• [GIVEN PROBLEM]
Omit every picture and write out the rest of the records exactly.

— begin —

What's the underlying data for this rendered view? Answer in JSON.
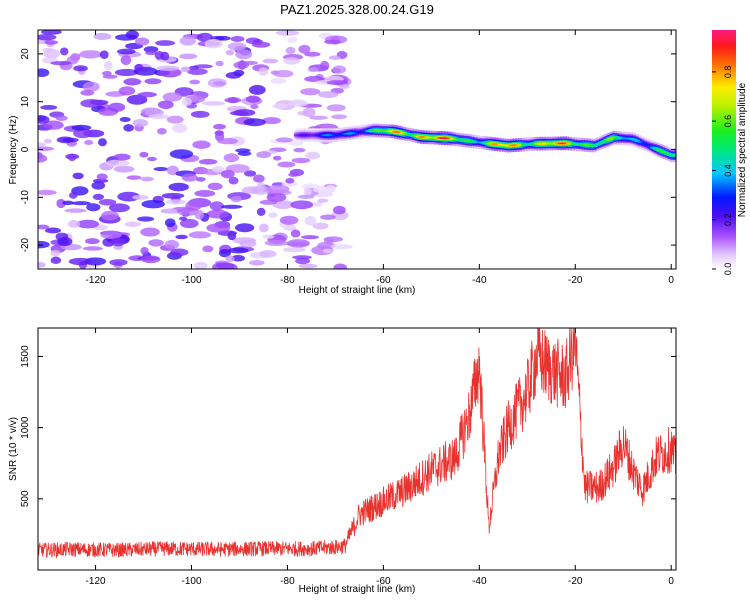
{
  "title": "PAZ1.2025.328.00.24.G19",
  "chart_data": [
    {
      "type": "heatmap",
      "name": "spectrogram",
      "xlabel": "Height of straight line (km)",
      "ylabel": "Frequency (Hz)",
      "xlim": [
        -132,
        1
      ],
      "ylim": [
        -25,
        25
      ],
      "xticks": [
        -120,
        -100,
        -80,
        -60,
        -40,
        -20,
        0
      ],
      "yticks": [
        -20,
        -10,
        0,
        10,
        20
      ],
      "xtick_labels": [
        "-120",
        "-100",
        "-80",
        "-60",
        "-40",
        "-20",
        "0"
      ],
      "ytick_labels": [
        "-20",
        "-10",
        "0",
        "10",
        "20"
      ],
      "colorbar": {
        "label": "Normalized spectral amplitude",
        "range": [
          0,
          0.97
        ],
        "ticks": [
          0.0,
          0.2,
          0.4,
          0.6,
          0.8
        ],
        "tick_labels": [
          "0.0",
          "0.2",
          "0.4",
          "0.6",
          "0.8"
        ]
      },
      "noise_region_km": [
        -132,
        -68
      ],
      "noise_amplitude": [
        0.05,
        0.25
      ],
      "signal_ridge": {
        "height_km": [
          -78,
          -70,
          -62,
          -58,
          -52,
          -46,
          -40,
          -34,
          -28,
          -22,
          -16,
          -12,
          -8,
          -4,
          0
        ],
        "frequency_hz": [
          3,
          3,
          4,
          3.8,
          2.6,
          2.3,
          1.5,
          0.8,
          1.2,
          1.3,
          0.8,
          2.5,
          2.2,
          0.5,
          -1.2
        ],
        "amplitude": [
          0.25,
          0.35,
          0.55,
          0.8,
          0.95,
          0.85,
          0.6,
          0.9,
          0.8,
          0.85,
          0.7,
          0.55,
          0.45,
          0.5,
          0.6
        ]
      }
    },
    {
      "type": "line",
      "name": "snr",
      "xlabel": "Height of straight line (km)",
      "ylabel": "SNR (10 * v/v)",
      "xlim": [
        -132,
        1
      ],
      "ylim": [
        0,
        1700
      ],
      "xticks": [
        -120,
        -100,
        -80,
        -60,
        -40,
        -20,
        0
      ],
      "yticks": [
        500,
        1000,
        1500
      ],
      "xtick_labels": [
        "-120",
        "-100",
        "-80",
        "-60",
        "-40",
        "-20",
        "0"
      ],
      "ytick_labels": [
        "500",
        "1000",
        "1500"
      ],
      "color": "#e8322e",
      "x": [
        -132,
        -125,
        -115,
        -105,
        -95,
        -85,
        -75,
        -70,
        -68,
        -65,
        -60,
        -55,
        -50,
        -45,
        -42,
        -40,
        -38,
        -36,
        -34,
        -30,
        -28,
        -25,
        -22,
        -20,
        -18,
        -15,
        -12,
        -10,
        -8,
        -6,
        -3,
        0,
        1
      ],
      "y": [
        140,
        145,
        140,
        150,
        145,
        150,
        150,
        160,
        170,
        390,
        480,
        570,
        700,
        790,
        1100,
        1450,
        300,
        800,
        1000,
        1250,
        1500,
        1400,
        1350,
        1600,
        580,
        580,
        720,
        900,
        700,
        560,
        800,
        850,
        760
      ]
    }
  ]
}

— end —

• [OUTPUT OF THE TASK]
What's the underlying data for this rendered view? Answer in JSON.
{
  "title": "PAZ1.2025.328.00.24.G19",
  "chart_data": [
    {
      "type": "heatmap",
      "name": "spectrogram",
      "xlabel": "Height of straight line (km)",
      "ylabel": "Frequency (Hz)",
      "xlim": [
        -132,
        1
      ],
      "ylim": [
        -25,
        25
      ],
      "xticks": [
        -120,
        -100,
        -80,
        -60,
        -40,
        -20,
        0
      ],
      "yticks": [
        -20,
        -10,
        0,
        10,
        20
      ],
      "xtick_labels": [
        "-120",
        "-100",
        "-80",
        "-60",
        "-40",
        "-20",
        "0"
      ],
      "ytick_labels": [
        "-20",
        "-10",
        "0",
        "10",
        "20"
      ],
      "colorbar": {
        "label": "Normalized spectral amplitude",
        "range": [
          0,
          0.97
        ],
        "ticks": [
          0.0,
          0.2,
          0.4,
          0.6,
          0.8
        ],
        "tick_labels": [
          "0.0",
          "0.2",
          "0.4",
          "0.6",
          "0.8"
        ]
      },
      "noise_region_km": [
        -132,
        -68
      ],
      "noise_amplitude": [
        0.05,
        0.25
      ],
      "signal_ridge": {
        "height_km": [
          -78,
          -70,
          -62,
          -58,
          -52,
          -46,
          -40,
          -34,
          -28,
          -22,
          -16,
          -12,
          -8,
          -4,
          0
        ],
        "frequency_hz": [
          3,
          3,
          4,
          3.8,
          2.6,
          2.3,
          1.5,
          0.8,
          1.2,
          1.3,
          0.8,
          2.5,
          2.2,
          0.5,
          -1.2
        ],
        "amplitude": [
          0.25,
          0.35,
          0.55,
          0.8,
          0.95,
          0.85,
          0.6,
          0.9,
          0.8,
          0.85,
          0.7,
          0.55,
          0.45,
          0.5,
          0.6
        ]
      }
    },
    {
      "type": "line",
      "name": "snr",
      "xlabel": "Height of straight line (km)",
      "ylabel": "SNR (10 * v/v)",
      "xlim": [
        -132,
        1
      ],
      "ylim": [
        0,
        1700
      ],
      "xticks": [
        -120,
        -100,
        -80,
        -60,
        -40,
        -20,
        0
      ],
      "yticks": [
        500,
        1000,
        1500
      ],
      "xtick_labels": [
        "-120",
        "-100",
        "-80",
        "-60",
        "-40",
        "-20",
        "0"
      ],
      "ytick_labels": [
        "500",
        "1000",
        "1500"
      ],
      "color": "#e8322e",
      "x": [
        -132,
        -125,
        -115,
        -105,
        -95,
        -85,
        -75,
        -70,
        -68,
        -65,
        -60,
        -55,
        -50,
        -45,
        -42,
        -40,
        -38,
        -36,
        -34,
        -30,
        -28,
        -25,
        -22,
        -20,
        -18,
        -15,
        -12,
        -10,
        -8,
        -6,
        -3,
        0,
        1
      ],
      "y": [
        140,
        145,
        140,
        150,
        145,
        150,
        150,
        160,
        170,
        390,
        480,
        570,
        700,
        790,
        1100,
        1450,
        300,
        800,
        1000,
        1250,
        1500,
        1400,
        1350,
        1600,
        580,
        580,
        720,
        900,
        700,
        560,
        800,
        850,
        760
      ]
    }
  ]
}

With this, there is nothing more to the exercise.